REQUIRED WORK – The exercise asks for every line of the data to be reproduced exactly.

INPUT DATA –
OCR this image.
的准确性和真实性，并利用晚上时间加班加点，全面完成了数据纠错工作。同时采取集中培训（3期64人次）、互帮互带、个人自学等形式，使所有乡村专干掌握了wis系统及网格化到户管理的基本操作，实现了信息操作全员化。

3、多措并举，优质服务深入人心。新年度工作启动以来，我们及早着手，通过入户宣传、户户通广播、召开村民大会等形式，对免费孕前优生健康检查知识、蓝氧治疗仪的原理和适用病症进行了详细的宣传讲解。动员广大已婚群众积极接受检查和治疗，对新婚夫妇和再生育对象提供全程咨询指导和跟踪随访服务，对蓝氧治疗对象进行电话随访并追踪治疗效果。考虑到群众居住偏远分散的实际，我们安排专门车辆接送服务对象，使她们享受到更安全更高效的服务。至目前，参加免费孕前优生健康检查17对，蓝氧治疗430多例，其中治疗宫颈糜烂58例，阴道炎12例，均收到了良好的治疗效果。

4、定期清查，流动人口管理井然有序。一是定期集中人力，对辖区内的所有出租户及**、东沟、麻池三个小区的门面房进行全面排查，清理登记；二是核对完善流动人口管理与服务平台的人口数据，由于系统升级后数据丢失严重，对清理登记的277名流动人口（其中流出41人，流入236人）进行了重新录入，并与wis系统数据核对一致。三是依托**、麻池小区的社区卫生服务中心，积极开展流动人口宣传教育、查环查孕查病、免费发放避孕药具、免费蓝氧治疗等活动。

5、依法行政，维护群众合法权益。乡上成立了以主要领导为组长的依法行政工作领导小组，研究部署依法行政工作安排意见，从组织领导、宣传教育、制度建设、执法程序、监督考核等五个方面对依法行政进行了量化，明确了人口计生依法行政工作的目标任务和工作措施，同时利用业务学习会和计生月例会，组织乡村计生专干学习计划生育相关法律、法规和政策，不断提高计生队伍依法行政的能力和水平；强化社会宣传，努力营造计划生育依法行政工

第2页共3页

CORRECT OUTPUT –
OCR this image.
的准确性和真实性，并利用晚上时间加班加点，全面完成了数据纠错工作。同时采取集中培训（3期64人次）、互帮互带、个人自学等形式，使所有乡村专干掌握了wis系统及网格化到户管理的基本操作，实现了信息操作全员化。

3、多措并举，优质服务深入人心。新年度工作启动以来，我们及早着手，通过入户宣传、户户通广播、召开村民大会等形式，对免费孕前优生健康检查知识、蓝氧治疗仪的原理和适用病症进行了详细的宣传讲解。动员广大已婚群众积极接受检查和治疗，对新婚夫妇和再生育对象提供全程咨询指导和跟踪随访服务，对蓝氧治疗对象进行电话随访并追踪治疗效果。考虑到群众居住偏远分散的实际，我们安排专门车辆接送服务对象，使她们享受到更安全更高效的服务。至目前，参加免费孕前优生健康检查17对，蓝氧治疗430多例，其中治疗宫颈糜烂58例，阴道炎12例，均收到了良好的治疗效果。

4、定期清查，流动人口管理井然有序。一是定期集中人力，对辖区内的所有出租户及**、东沟、麻池三个小区的门面房进行全面排查，清理登记；二是核对完善流动人口管理与服务平台的人口数据，由于系统升级后数据丢失严重，对清理登记的277名流动人口（其中流出41人，流入236人）进行了重新录入，并与wis系统数据核对一致。三是依托**、麻池小区的社区卫生服务中心，积极开展流动人口宣传教育、查环查孕查病、免费发放避孕药具、免费蓝氧治疗等活动。

5、依法行政，维护群众合法权益。乡上成立了以主要领导为组长的依法行政工作领导小组，研究部署依法行政工作安排意见，从组织领导、宣传教育、制度建设、执法程序、监督考核等五个方面对依法行政进行了量化，明确了人口计生依法行政工作的目标任务和工作措施，同时利用业务学习会和计生月例会，组织乡村计生专干学习计划生育相关法律、法规和政策，不断提高计生队伍依法行政的能力和水平；强化社会宣传，努力营造计划生育依法行政工

第2页共3页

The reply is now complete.